## [Aim of the task]
Write out all lines holding the word "açıklayınız".

[Extracted entries start]

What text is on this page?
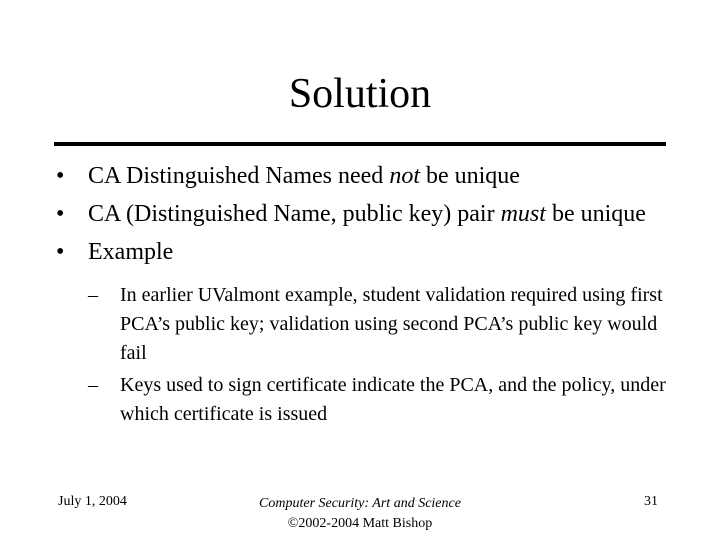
Solution
• CA Distinguished Names need not be unique
• CA (Distinguished Name, public key) pair must be unique
• Example
– In earlier UValmont example, student validation required using first PCA’s public key; validation using second PCA’s public key would fail
– Keys used to sign certificate indicate the PCA, and the policy, under which certificate is issued
July 1, 2004	Computer Security: Art and Science
©2002-2004 Matt Bishop
31
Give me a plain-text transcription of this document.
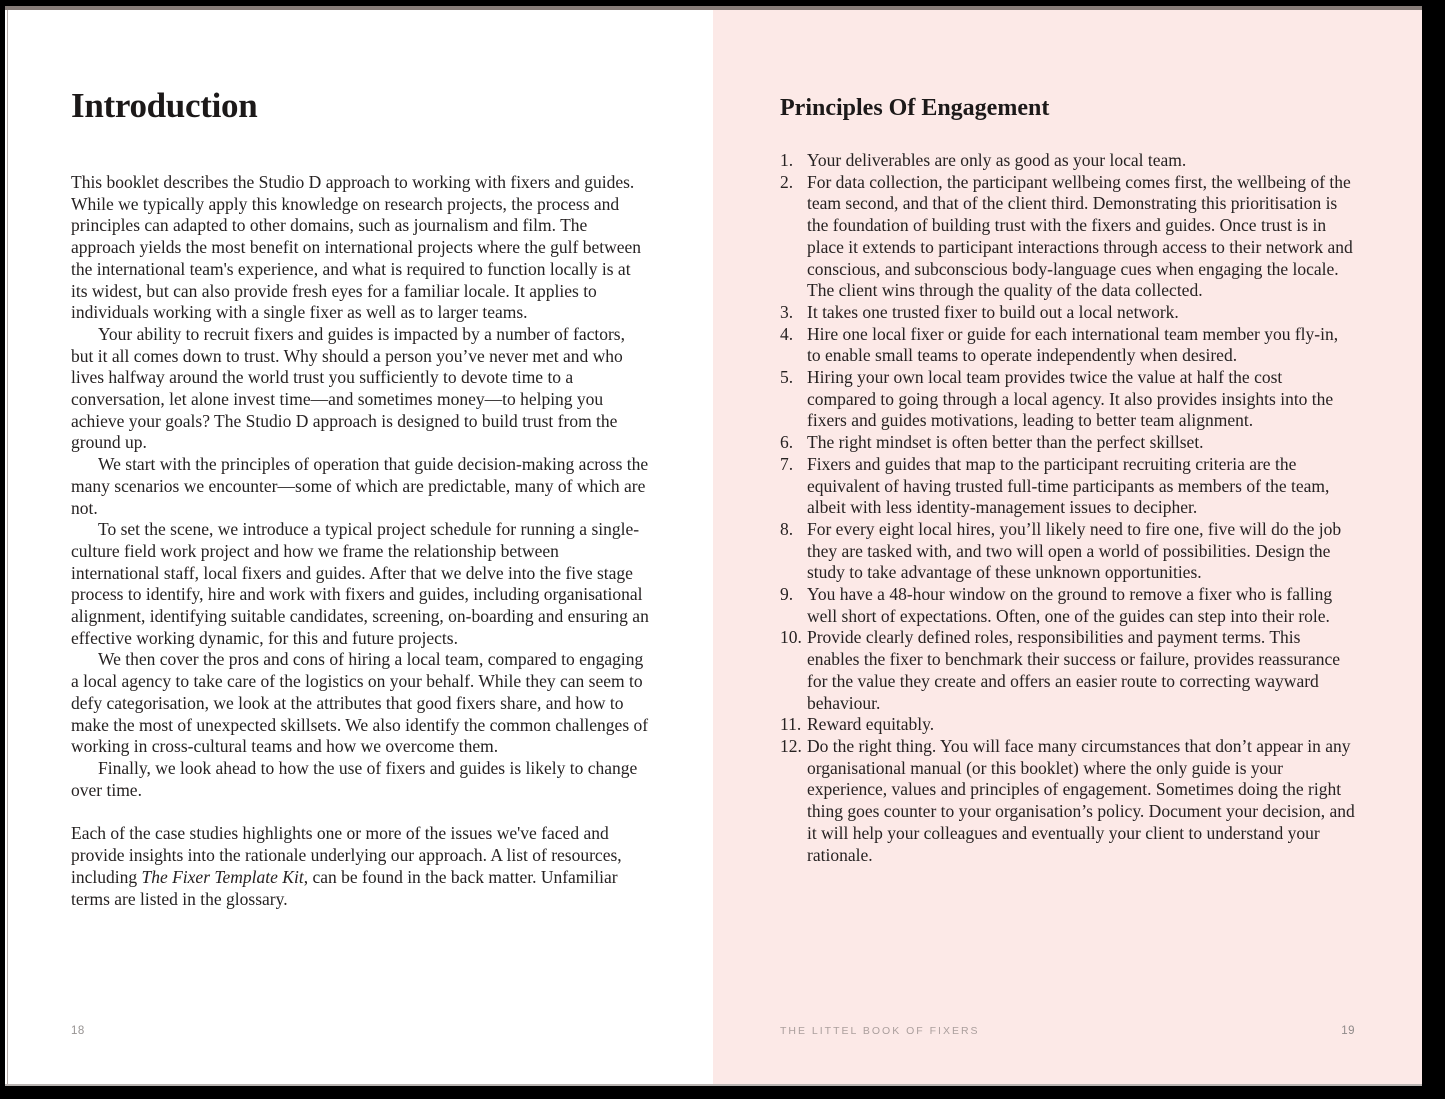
Introduction

This booklet describes the Studio D approach to working with fixers and guides. While we typically apply this knowledge on research projects, the process and principles can adapted to other domains, such as journalism and film. The approach yields the most benefit on international projects where the gulf between the international team's experience, and what is required to function locally is at its widest, but can also provide fresh eyes for a familiar locale. It applies to individuals working with a single fixer as well as to larger teams.

Your ability to recruit fixers and guides is impacted by a number of factors, but it all comes down to trust. Why should a person you’ve never met and who lives halfway around the world trust you sufficiently to devote time to a conversation, let alone invest time—and sometimes money—to helping you achieve your goals? The Studio D approach is designed to build trust from the ground up.

We start with the principles of operation that guide decision-making across the many scenarios we encounter—some of which are predictable, many of which are not.

To set the scene, we introduce a typical project schedule for running a single-culture field work project and how we frame the relationship between international staff, local fixers and guides. After that we delve into the five stage process to identify, hire and work with fixers and guides, including organisational alignment, identifying suitable candidates, screening, on-boarding and ensuring an effective working dynamic, for this and future projects.

We then cover the pros and cons of hiring a local team, compared to engaging a local agency to take care of the logistics on your behalf. While they can seem to defy categorisation, we look at the attributes that good fixers share, and how to make the most of unexpected skillsets. We also identify the common challenges of working in cross-cultural teams and how we overcome them.

Finally, we look ahead to how the use of fixers and guides is likely to change over time.

Each of the case studies highlights one or more of the issues we've faced and provide insights into the rationale underlying our approach. A list of resources, including The Fixer Template Kit, can be found in the back matter. Unfamiliar terms are listed in the glossary.

18
Principles Of Engagement
1. Your deliverables are only as good as your local team.
2. For data collection, the participant wellbeing comes first, the wellbeing of the team second, and that of the client third. Demonstrating this prioritisation is the foundation of building trust with the fixers and guides. Once trust is in place it extends to participant interactions through access to their network and conscious, and subconscious body-language cues when engaging the locale. The client wins through the quality of the data collected.
3. It takes one trusted fixer to build out a local network.
4. Hire one local fixer or guide for each international team member you fly-in, to enable small teams to operate independently when desired.
5. Hiring your own local team provides twice the value at half the cost compared to going through a local agency. It also provides insights into the fixers and guides motivations, leading to better team alignment.
6. The right mindset is often better than the perfect skillset.
7. Fixers and guides that map to the participant recruiting criteria are the equivalent of having trusted full-time participants as members of the team, albeit with less identity-management issues to decipher.
8. For every eight local hires, you’ll likely need to fire one, five will do the job they are tasked with, and two will open a world of possibilities. Design the study to take advantage of these unknown opportunities.
9. You have a 48-hour window on the ground to remove a fixer who is falling well short of expectations. Often, one of the guides can step into their role.
10. Provide clearly defined roles, responsibilities and payment terms. This enables the fixer to benchmark their success or failure, provides reassurance for the value they create and offers an easier route to correcting wayward behaviour.
11. Reward equitably.
12. Do the right thing. You will face many circumstances that don’t appear in any organisational manual (or this booklet) where the only guide is your experience, values and principles of engagement. Sometimes doing the right thing goes counter to your organisation’s policy. Document your decision, and it will help your colleagues and eventually your client to understand your rationale.
THE LITTEL BOOK OF FIXERS	19
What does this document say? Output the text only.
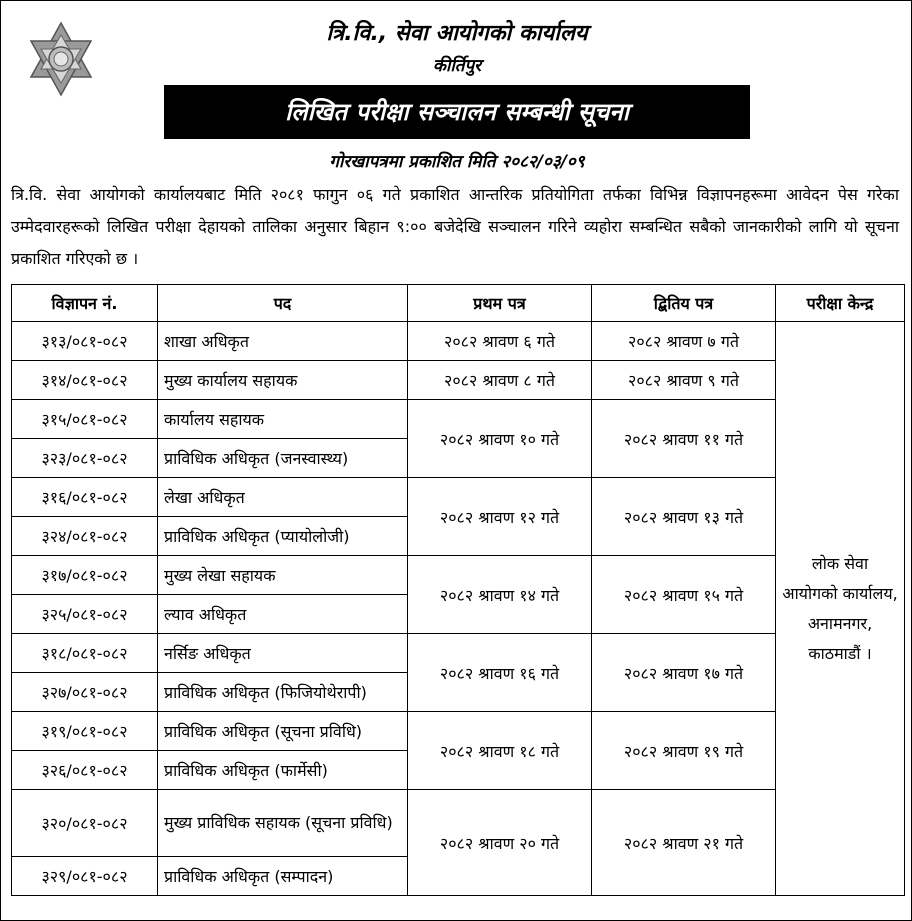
त्रि.वि., सेवा आयोगको कार्यालय
कीर्तिपुर
लिखित परीक्षा सञ्चालन सम्बन्धी सूचना
गोरखापत्रमा प्रकाशित मिति २०८२/०३/०९
त्रि.वि. सेवा आयोगको कार्यालयबाट मिति २०८१ फागुन ०६ गते प्रकाशित आन्तरिक प्रतियोगिता तर्फका विभिन्न विज्ञापनहरूमा आवेदन पेस गरेका उम्मेदवारहरूको लिखित परीक्षा देहायको तालिका अनुसार बिहान ९:०० बजेदेखि सञ्चालन गरिने व्यहोरा सम्बन्धित सबैको जानकारीको लागि यो सूचना प्रकाशित गरिएको छ ।
विज्ञापन नं.	पद	प्रथम पत्र	द्बितिय पत्र	परीक्षा केन्द्र
३१३/०८१-०८२	शाखा अधिकृत	२०८२ श्रावण ६ गते	२०८२ श्रावण ७ गते	लोक सेवा आयोगको कार्यालय, अनामनगर, काठमाडौं ।
३१४/०८१-०८२	मुख्य कार्यालय सहायक	२०८२ श्रावण ८ गते	२०८२ श्रावण ९ गते	
३१५/०८१-०८२	कार्यालय सहायक	२०८२ श्रावण १० गते	२०८२ श्रावण ११ गते	
३२३/०८१-०८२	प्राविधिक अधिकृत (जनस्वास्थ्य)			
३१६/०८१-०८२	लेखा अधिकृत	२०८२ श्रावण १२ गते	२०८२ श्रावण १३ गते	
३२४/०८१-०८२	प्राविधिक अधिकृत (प्यायोलोजी)			
३१७/०८१-०८२	मुख्य लेखा सहायक	२०८२ श्रावण १४ गते	२०८२ श्रावण १५ गते	
३२५/०८१-०८२	ल्याव अधिकृत			
३१८/०८१-०८२	नर्सिङ अधिकृत	२०८२ श्रावण १६ गते	२०८२ श्रावण १७ गते	
३२७/०८१-०८२	प्राविधिक अधिकृत (फिजियोथेरापी)			
३१९/०८१-०८२	प्राविधिक अधिकृत (सूचना प्रविधि)	२०८२ श्रावण १८ गते	२०८२ श्रावण १९ गते	
३२६/०८१-०८२	प्राविधिक अधिकृत (फार्मेसी)			
३२०/०८१-०८२	मुख्य प्राविधिक सहायक (सूचना प्रविधि)	२०८२ श्रावण २० गते	२०८२ श्रावण २१ गते	
३२९/०८१-०८२	प्राविधिक अधिकृत (सम्पादन)			
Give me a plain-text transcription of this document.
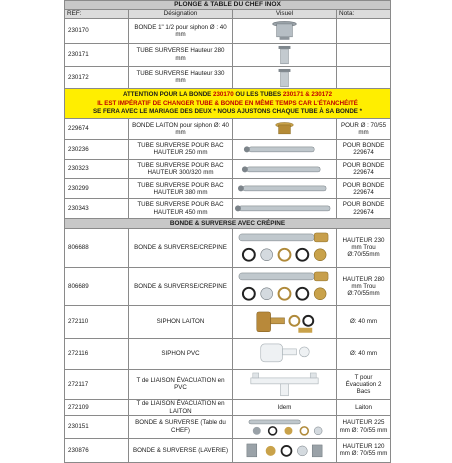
PLONGE & TABLE DU CHEF INOX			
REF:	Désignation	Visuel	Nota:
230170	BONDE 1" 1/2 pour siphon Ø : 40 mm	

230171	TUBE SURVERSE Hauteur 280 mm	

230172	TUBE SURVERSE Hauteur 330 mm	

ATTENTION POUR LA BONDE 230170 OU LES TUBES 230171 & 230172
IL EST IMPÉRATIF DE CHANGER TUBE & BONDE EN MÊME TEMPS CAR L'ÉTANCHÉITÉ
SE FERA AVEC LE MARIAGE DES DEUX * NOUS AJUSTONS CHAQUE TUBE À SA BONDE *			

229674	BONDE LAITON pour siphon Ø: 40 mm		POUR Ø : 70/55 mm
230236	TUBE SURVERSE POUR BAC HAUTEUR 250 mm		POUR BONDE 229674
230323	TUBE SURVERSE POUR BAC HAUTEUR 300/320 mm		POUR BONDE 229674
230299	TUBE SURVERSE POUR BAC HAUTEUR 380 mm		POUR BONDE 229674
230343	TUBE SURVERSE POUR BAC HAUTEUR 450 mm		POUR BONDE 229674
BONDE & SURVERSE AVEC CRÉPINE			
806688	BONDE & SURVERSE/CREPINE		HAUTEUR 230 mm Trou Ø:70/55mm
806689	BONDE & SURVERSE/CREPINE		HAUTEUR 280 mm Trou Ø:70/55mm
272110	SIPHON LAITON		Ø: 40 mm
272116	SIPHON PVC		Ø: 40 mm
272117	T de LIAISON ÉVACUATION en PVC		T pour Évacuation 2 Bacs
272109	T de LIAISON ÉVACUATION en LAITON	Idem	Laiton
230151	BONDE & SURVERSE (Table du CHEF)		HAUTEUR 225 mm Ø: 70/55 mm
230876	BONDE & SURVERSE (LAVERIE)		HAUTEUR 120 mm Ø: 70/55 mm
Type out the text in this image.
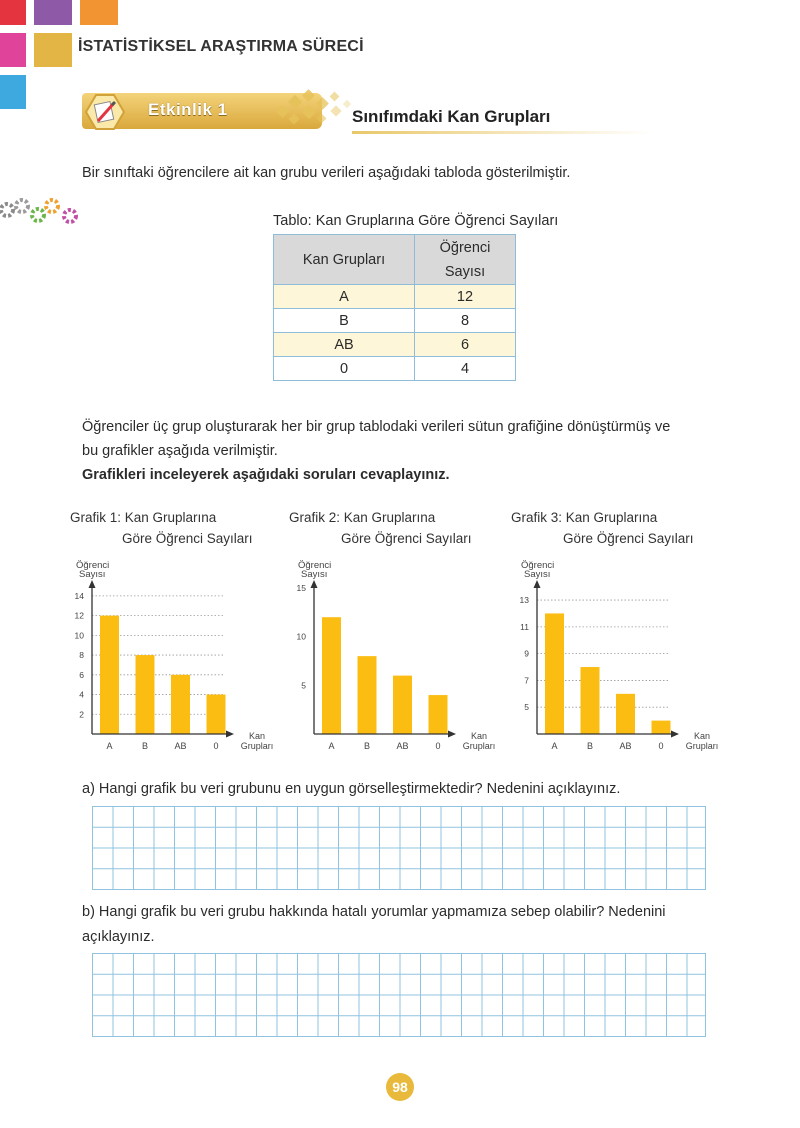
İSTATİSTİKSEL ARAŞTIRMA SÜRECİ
Etkinlik 1	Sınıfımdaki Kan Grupları
Bir sınıftaki öğrencilere ait kan grubu verileri aşağıdaki tabloda gösterilmiştir.
Tablo: Kan Gruplarına Göre Öğrenci Sayıları
Kan Grupları	Öğrenci
Sayısı
A	12
B	8
AB	6
0	4
Öğrenciler üç grup oluşturarak her bir grup tablodaki verileri sütun grafiğine dönüştürmüş ve
bu grafikler aşağıda verilmiştir.
Grafikleri inceleyerek aşağıdaki soruları cevaplayınız.
Grafik 1: Kan Gruplarına
Göre Öğrenci Sayıları
Grafik 2: Kan Gruplarına
Göre Öğrenci Sayıları
Grafik 3: Kan Gruplarına
Göre Öğrenci Sayıları
Öğrenci
Sayısı
2
4
6
8
10
12
14
A	B	AB	0
Kan
Grupları
Öğrenci
Sayısı
5
10
15
A	B	AB	0
Kan
Grupları
Öğrenci
Sayısı
5
7
9
11
13
A	B	AB	0
Kan
Grupları
a) Hangi grafik bu veri grubunu en uygun görselleştirmektedir? Nedenini açıklayınız.
b) Hangi grafik bu veri grubu hakkında hatalı yorumlar yapmamıza sebep olabilir? Nedenini
açıklayınız.
98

[Extracted entries end]

## [Output of the exercise]
a) Hangi grafik bu veri grubunu en uygun görselleştirmektedir? Nedenini açıklayınız.
açıklayınız.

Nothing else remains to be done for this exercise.